:: RECORDED INFORMATION

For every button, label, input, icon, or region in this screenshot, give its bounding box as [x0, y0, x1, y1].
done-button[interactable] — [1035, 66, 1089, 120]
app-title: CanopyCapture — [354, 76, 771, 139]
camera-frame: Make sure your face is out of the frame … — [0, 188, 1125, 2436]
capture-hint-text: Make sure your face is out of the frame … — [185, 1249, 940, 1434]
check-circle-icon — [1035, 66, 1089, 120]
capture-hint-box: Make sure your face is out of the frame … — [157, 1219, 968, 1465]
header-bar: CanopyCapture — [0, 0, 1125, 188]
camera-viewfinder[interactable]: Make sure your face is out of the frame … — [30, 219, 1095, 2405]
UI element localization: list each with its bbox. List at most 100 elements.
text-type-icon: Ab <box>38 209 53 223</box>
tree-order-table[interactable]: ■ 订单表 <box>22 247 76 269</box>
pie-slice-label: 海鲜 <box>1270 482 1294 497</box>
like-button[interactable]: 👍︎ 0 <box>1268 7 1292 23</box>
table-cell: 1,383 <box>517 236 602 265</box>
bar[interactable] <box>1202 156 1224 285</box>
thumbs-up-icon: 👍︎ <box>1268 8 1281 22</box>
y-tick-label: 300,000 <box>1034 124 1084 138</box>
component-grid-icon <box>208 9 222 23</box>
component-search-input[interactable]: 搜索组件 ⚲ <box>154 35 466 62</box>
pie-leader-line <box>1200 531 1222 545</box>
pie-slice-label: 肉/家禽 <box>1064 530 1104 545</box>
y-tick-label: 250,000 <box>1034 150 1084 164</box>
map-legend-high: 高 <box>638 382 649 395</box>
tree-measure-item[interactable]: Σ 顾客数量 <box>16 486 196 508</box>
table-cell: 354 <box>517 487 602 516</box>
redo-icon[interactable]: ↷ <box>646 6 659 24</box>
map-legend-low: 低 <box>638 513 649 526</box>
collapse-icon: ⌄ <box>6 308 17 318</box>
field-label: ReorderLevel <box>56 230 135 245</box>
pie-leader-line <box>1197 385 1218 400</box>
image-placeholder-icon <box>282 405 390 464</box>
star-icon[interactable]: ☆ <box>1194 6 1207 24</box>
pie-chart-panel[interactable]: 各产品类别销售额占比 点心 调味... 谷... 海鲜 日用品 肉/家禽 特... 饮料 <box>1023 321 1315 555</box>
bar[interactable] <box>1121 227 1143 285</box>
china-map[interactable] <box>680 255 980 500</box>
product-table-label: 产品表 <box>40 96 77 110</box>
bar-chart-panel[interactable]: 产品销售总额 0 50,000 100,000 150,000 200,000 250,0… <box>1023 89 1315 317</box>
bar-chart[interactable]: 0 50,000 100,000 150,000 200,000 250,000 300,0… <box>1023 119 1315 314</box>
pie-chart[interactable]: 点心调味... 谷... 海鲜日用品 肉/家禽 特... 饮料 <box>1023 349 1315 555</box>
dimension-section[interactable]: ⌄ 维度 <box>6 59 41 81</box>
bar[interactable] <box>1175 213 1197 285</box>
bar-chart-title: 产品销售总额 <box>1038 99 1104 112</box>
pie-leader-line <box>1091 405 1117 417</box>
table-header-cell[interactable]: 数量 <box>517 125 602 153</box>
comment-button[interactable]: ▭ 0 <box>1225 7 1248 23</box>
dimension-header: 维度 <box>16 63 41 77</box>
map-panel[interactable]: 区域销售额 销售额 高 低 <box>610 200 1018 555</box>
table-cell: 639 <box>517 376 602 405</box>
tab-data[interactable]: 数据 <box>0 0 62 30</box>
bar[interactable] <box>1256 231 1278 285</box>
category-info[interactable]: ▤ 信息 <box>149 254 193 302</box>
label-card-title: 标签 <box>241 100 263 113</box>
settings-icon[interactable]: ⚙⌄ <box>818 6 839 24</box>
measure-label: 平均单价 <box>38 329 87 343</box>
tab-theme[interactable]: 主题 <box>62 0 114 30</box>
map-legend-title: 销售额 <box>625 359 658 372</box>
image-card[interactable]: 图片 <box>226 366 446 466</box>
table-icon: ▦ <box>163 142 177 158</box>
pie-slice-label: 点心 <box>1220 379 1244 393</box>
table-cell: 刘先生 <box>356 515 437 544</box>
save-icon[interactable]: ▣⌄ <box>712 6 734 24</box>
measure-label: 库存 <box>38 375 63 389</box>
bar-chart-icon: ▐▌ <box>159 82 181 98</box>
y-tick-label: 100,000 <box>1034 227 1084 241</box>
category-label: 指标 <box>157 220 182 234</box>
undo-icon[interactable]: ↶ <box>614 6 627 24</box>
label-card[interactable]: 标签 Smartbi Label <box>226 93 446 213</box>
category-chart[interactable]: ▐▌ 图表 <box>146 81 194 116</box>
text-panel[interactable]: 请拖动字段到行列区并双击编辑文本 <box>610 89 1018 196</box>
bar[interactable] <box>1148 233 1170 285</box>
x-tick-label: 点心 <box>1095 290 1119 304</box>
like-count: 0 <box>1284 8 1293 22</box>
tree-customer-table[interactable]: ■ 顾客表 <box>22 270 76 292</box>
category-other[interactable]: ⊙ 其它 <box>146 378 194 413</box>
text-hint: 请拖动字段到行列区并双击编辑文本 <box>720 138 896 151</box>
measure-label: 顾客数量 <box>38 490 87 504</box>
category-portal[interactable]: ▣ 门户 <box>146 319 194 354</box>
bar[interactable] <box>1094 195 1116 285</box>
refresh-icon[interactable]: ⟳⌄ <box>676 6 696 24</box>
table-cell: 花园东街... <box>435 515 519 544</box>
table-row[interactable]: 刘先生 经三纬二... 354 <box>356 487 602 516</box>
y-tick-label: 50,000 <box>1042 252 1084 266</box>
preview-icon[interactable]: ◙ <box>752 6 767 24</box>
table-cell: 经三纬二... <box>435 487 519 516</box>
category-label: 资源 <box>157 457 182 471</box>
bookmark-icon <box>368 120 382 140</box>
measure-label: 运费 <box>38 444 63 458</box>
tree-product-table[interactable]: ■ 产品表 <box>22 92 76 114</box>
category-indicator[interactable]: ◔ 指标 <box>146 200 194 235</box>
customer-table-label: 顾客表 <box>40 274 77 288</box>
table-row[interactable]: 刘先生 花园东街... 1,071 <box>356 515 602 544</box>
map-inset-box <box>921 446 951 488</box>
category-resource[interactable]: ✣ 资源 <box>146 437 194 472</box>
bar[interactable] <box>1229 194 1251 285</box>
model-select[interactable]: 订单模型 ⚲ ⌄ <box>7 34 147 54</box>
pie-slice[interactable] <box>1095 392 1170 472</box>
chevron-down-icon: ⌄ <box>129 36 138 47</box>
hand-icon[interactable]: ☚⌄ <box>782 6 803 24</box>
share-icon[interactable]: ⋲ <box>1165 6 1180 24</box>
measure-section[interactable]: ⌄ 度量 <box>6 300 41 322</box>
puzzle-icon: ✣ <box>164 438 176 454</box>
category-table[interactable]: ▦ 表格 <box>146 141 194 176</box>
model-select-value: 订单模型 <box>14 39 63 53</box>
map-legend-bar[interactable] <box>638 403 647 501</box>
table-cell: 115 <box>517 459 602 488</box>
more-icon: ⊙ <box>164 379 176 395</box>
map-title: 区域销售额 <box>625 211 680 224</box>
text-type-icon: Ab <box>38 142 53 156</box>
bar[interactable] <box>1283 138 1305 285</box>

::::

**THE TASK:**
Render each line of the listing above as a JSON list of strings, with one string per line and no blank lines.

**TASK RESPONSE:**
[
  "For every button, label, input, icon, or region in this screenshot, give its bounding box as [x0, y0, x1, y1].",
  "done-button[interactable] — [1035, 66, 1089, 120]",
  "app-title: CanopyCapture — [354, 76, 771, 139]",
  "camera-frame: Make sure your face is out of the frame … — [0, 188, 1125, 2436]",
  "capture-hint-text: Make sure your face is out of the frame … — [185, 1249, 940, 1434]",
  "check-circle-icon — [1035, 66, 1089, 120]",
  "capture-hint-box: Make sure your face is out of the frame … — [157, 1219, 968, 1465]",
  "header-bar: CanopyCapture — [0, 0, 1125, 188]",
  "camera-viewfinder[interactable]: Make sure your face is out of the frame … — [30, 219, 1095, 2405]",
  "UI element localization: list each with its bbox. List at most 100 elements.",
  "text-type-icon: Ab <box>38 209 53 223</box>",
  "tree-order-table[interactable]: ■ 订单表 <box>22 247 76 269</box>",
  "pie-slice-label: 海鲜 <box>1270 482 1294 497</box>",
  "like-button[interactable]: 👍︎ 0 <box>1268 7 1292 23</box>",
  "table-cell: 1,383 <box>517 236 602 265</box>",
  "bar[interactable] <box>1202 156 1224 285</box>",
  "thumbs-up-icon: 👍︎ <box>1268 8 1281 22</box>",
  "y-tick-label: 300,000 <box>1034 124 1084 138</box>",
  "component-grid-icon <box>208 9 222 23</box>",
  "component-search-input[interactable]: 搜索组件 ⚲ <box>154 35 466 62</box>",
  "pie-leader-line <box>1200 531 1222 545</box>",
  "pie-slice-label: 肉/家禽 <box>1064 530 1104 545</box>",
  "y-tick-label: 250,000 <box>1034 150 1084 164</box>",
  "map-legend-high: 高 <box>638 382 649 395</box>",
  "tree-measure-item[interactable]: Σ 顾客数量 <box>16 486 196 508</box>",
  "table-cell: 354 <box>517 487 602 516</box>",
  "redo-icon[interactable]: ↷ <box>646 6 659 24</box>",
  "map-legend-low: 低 <box>638 513 649 526</box>",
  "collapse-icon: ⌄ <box>6 308 17 318</box>",
  "field-label: ReorderLevel <box>56 230 135 245</box>",
  "pie-leader-line <box>1197 385 1218 400</box>",
  "image-placeholder-icon <box>282 405 390 464</box>",
  "star-icon[interactable]: ☆ <box>1194 6 1207 24</box>",
  "pie-chart-panel[interactable]: 各产品类别销售额占比 点心 调味... 谷... 海鲜 日用品 肉/家禽 特... 饮料 <box>1023 321 1315 555</box>",
  "bar[interactable] <box>1121 227 1143 285</box>",
  "china-map[interactable] <box>680 255 980 500</box>",
  "product-table-label: 产品表 <box>40 96 77 110</box>",
  "bar-chart-panel[interactable]: 产品销售总额 0 50,000 100,000 150,000 200,000 250,0… <box>1023 89 1315 317</box>",
  "bar-chart[interactable]: 0 50,000 100,000 150,000 200,000 250,000 300,0… <box>1023 119 1315 314</box>",
  "pie-chart[interactable]: 点心调味... 谷... 海鲜日用品 肉/家禽 特... 饮料 <box>1023 349 1315 555</box>",
  "dimension-section[interactable]: ⌄ 维度 <box>6 59 41 81</box>",
  "bar[interactable] <box>1175 213 1197 285</box>",
  "bar-chart-title: 产品销售总额 <box>1038 99 1104 112</box>",
  "pie-leader-line <box>1091 405 1117 417</box>",
  "table-header-cell[interactable]: 数量 <box>517 125 602 153</box>",
  "comment-button[interactable]: ▭ 0 <box>1225 7 1248 23</box>",
  "dimension-header: 维度 <box>16 63 41 77</box>",
  "map-panel[interactable]: 区域销售额 销售额 高 低 <box>610 200 1018 555</box>",
  "table-cell: 639 <box>517 376 602 405</box>",
  "tab-data[interactable]: 数据 <box>0 0 62 30</box>",
  "bar[interactable] <box>1256 231 1278 285</box>",
  "category-info[interactable]: ▤ 信息 <box>149 254 193 302</box>",
  "label-card-title: 标签 <box>241 100 263 113</box>",
  "settings-icon[interactable]: ⚙⌄ <box>818 6 839 24</box>",
  "measure-label: 平均单价 <box>38 329 87 343</box>",
  "tab-theme[interactable]: 主题 <box>62 0 114 30</box>",
  "map-legend-title: 销售额 <box>625 359 658 372</box>",
  "image-card[interactable]: 图片 <box>226 366 446 466</box>",
  "table-icon: ▦ <box>163 142 177 158</box>",
  "pie-slice-label: 点心 <box>1220 379 1244 393</box>",
  "table-cell: 刘先生 <box>356 515 437 544</box>",
  "save-icon[interactable]: ▣⌄ <box>712 6 734 24</box>",
  "measure-label: 库存 <box>38 375 63 389</box>",
  "bar-chart-icon: ▐▌ <box>159 82 181 98</box>",
  "y-tick-label: 100,000 <box>1034 227 1084 241</box>",
  "category-label: 指标 <box>157 220 182 234</box>",
  "undo-icon[interactable]: ↶ <box>614 6 627 24</box>",
  "label-card[interactable]: 标签 Smartbi Label <box>226 93 446 213</box>",
  "category-chart[interactable]: ▐▌ 图表 <box>146 81 194 116</box>",
  "text-panel[interactable]: 请拖动字段到行列区并双击编辑文本 <box>610 89 1018 196</box>",
  "bar[interactable] <box>1148 233 1170 285</box>",
  "x-tick-label: 点心 <box>1095 290 1119 304</box>",
  "like-count: 0 <box>1284 8 1293 22</box>",
  "tree-customer-table[interactable]: ■ 顾客表 <box>22 270 76 292</box>",
  "category-other[interactable]: ⊙ 其它 <box>146 378 194 413</box>",
  "text-hint: 请拖动字段到行列区并双击编辑文本 <box>720 138 896 151</box>",
  "measure-label: 顾客数量 <box>38 490 87 504</box>",
  "category-portal[interactable]: ▣ 门户 <box>146 319 194 354</box>",
  "bar[interactable] <box>1094 195 1116 285</box>",
  "refresh-icon[interactable]: ⟳⌄ <box>676 6 696 24</box>",
  "table-cell: 花园东街... <box>435 515 519 544</box>",
  "table-row[interactable]: 刘先生 经三纬二... 354 <box>356 487 602 516</box>",
  "y-tick-label: 50,000 <box>1042 252 1084 266</box>",
  "preview-icon[interactable]: ◙ <box>752 6 767 24</box>",
  "table-cell: 经三纬二... <box>435 487 519 516</box>",
  "category-label: 资源 <box>157 457 182 471</box>",
  "bookmark-icon <box>368 120 382 140</box>",
  "measure-label: 运费 <box>38 444 63 458</box>",
  "tree-product-table[interactable]: ■ 产品表 <box>22 92 76 114</box>",
  "category-indicator[interactable]: ◔ 指标 <box>146 200 194 235</box>",
  "customer-table-label: 顾客表 <box>40 274 77 288</box>",
  "table-row[interactable]: 刘先生 花园东街... 1,071 <box>356 515 602 544</box>",
  "map-inset-box <box>921 446 951 488</box>",
  "category-resource[interactable]: ✣ 资源 <box>146 437 194 472</box>",
  "bar[interactable] <box>1229 194 1251 285</box>",
  "model-select[interactable]: 订单模型 ⚲ ⌄ <box>7 34 147 54</box>",
  "pie-slice[interactable] <box>1095 392 1170 472</box>",
  "chevron-down-icon: ⌄ <box>129 36 138 47</box>",
  "hand-icon[interactable]: ☚⌄ <box>782 6 803 24</box>",
  "share-icon[interactable]: ⋲ <box>1165 6 1180 24</box>",
  "measure-section[interactable]: ⌄ 度量 <box>6 300 41 322</box>",
  "puzzle-icon: ✣ <box>164 438 176 454</box>",
  "category-table[interactable]: ▦ 表格 <box>146 141 194 176</box>",
  "model-select-value: 订单模型 <box>14 39 63 53</box>",
  "map-legend-bar[interactable] <box>638 403 647 501</box>",
  "table-cell: 115 <box>517 459 602 488</box>",
  "more-icon: ⊙ <box>164 379 176 395</box>",
  "map-title: 区域销售额 <box>625 211 680 224</box>",
  "text-type-icon: Ab <box>38 142 53 156</box>",
  "bar[interactable] <box>1283 138 1305 285</box>"
]